Repeat the full listing, word for word.

=== Task input ===

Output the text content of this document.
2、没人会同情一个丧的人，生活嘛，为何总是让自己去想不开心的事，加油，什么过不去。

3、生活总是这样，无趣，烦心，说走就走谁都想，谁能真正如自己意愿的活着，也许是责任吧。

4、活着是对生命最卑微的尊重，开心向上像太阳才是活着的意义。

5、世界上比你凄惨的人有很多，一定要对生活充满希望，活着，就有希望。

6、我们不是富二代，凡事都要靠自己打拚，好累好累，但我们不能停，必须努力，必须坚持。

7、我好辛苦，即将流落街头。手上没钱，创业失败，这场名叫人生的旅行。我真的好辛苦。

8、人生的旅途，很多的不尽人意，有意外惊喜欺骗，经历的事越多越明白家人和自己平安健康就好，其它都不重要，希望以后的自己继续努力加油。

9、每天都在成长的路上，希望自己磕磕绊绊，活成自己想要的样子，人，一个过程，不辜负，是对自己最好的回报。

===

Task output:
Output the text content of this document.
2、没人会同情一个丧的人，生活嘛，为何总是让自己去想不开心的事，加油，什么过不去。

3、生活总是这样，无趣，烦心，说走就走谁都想，谁能真正如自己意愿的活着，也许是责任吧。

4、活着是对生命最卑微的尊重，开心向上像太阳才是活着的意义。

5、世界上比你凄惨的人有很多，一定要对生活充满希望，活着，就有希望。

6、我们不是富二代，凡事都要靠自己打拚，好累好累，但我们不能停，必须努力，必须坚持。

7、我好辛苦，即将流落街头。手上没钱，创业失败，这场名叫人生的旅行。我真的好辛苦。

8、人生的旅途，很多的不尽人意，有意外惊喜欺骗，经历的事越多越明白家人和自己平安健康就好，其它都不重要，希望以后的自己继续努力加油。

9、每天都在成长的路上，希望自己磕磕绊绊，活成自己想要的样子，人，一个过程，不辜负，是对自己最好的回报。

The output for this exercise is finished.